[Directions] Count every line in the data below where "profundas" occurs, then state that number and nothing more.

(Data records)
* * *
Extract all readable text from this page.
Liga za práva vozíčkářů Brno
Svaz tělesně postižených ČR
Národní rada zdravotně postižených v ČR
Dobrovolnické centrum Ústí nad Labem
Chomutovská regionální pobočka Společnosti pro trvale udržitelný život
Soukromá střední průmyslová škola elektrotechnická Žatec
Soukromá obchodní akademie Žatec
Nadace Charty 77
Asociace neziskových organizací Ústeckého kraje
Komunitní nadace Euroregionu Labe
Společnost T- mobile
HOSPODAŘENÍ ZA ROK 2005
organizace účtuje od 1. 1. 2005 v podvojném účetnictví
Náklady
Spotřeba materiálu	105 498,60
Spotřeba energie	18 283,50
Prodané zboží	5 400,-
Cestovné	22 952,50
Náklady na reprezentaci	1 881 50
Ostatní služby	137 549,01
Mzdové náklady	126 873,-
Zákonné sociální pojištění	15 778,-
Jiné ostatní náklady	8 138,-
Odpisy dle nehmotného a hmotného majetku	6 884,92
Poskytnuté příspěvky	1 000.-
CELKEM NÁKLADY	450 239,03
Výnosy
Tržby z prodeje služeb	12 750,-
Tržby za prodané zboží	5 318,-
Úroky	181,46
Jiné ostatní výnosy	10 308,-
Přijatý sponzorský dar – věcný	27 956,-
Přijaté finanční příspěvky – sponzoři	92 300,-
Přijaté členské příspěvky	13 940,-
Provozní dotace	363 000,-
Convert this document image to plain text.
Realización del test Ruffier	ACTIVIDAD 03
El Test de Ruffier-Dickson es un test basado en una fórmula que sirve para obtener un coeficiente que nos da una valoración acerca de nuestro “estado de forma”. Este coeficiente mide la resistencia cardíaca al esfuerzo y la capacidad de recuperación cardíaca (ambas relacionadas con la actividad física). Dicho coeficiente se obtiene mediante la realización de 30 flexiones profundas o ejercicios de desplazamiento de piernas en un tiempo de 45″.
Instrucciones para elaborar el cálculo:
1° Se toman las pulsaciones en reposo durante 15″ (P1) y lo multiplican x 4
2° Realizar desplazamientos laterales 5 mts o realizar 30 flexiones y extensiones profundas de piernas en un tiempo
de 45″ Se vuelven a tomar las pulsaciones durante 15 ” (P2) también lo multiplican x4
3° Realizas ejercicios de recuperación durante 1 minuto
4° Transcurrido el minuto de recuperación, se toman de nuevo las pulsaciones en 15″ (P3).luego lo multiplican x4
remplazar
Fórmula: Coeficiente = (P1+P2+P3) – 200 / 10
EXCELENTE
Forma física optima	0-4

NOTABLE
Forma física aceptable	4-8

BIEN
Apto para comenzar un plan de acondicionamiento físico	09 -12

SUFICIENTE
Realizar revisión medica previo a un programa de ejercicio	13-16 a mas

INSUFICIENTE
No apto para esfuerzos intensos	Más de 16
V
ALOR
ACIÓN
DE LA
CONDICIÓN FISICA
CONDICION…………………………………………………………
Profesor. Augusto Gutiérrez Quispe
* * *
[In response] 2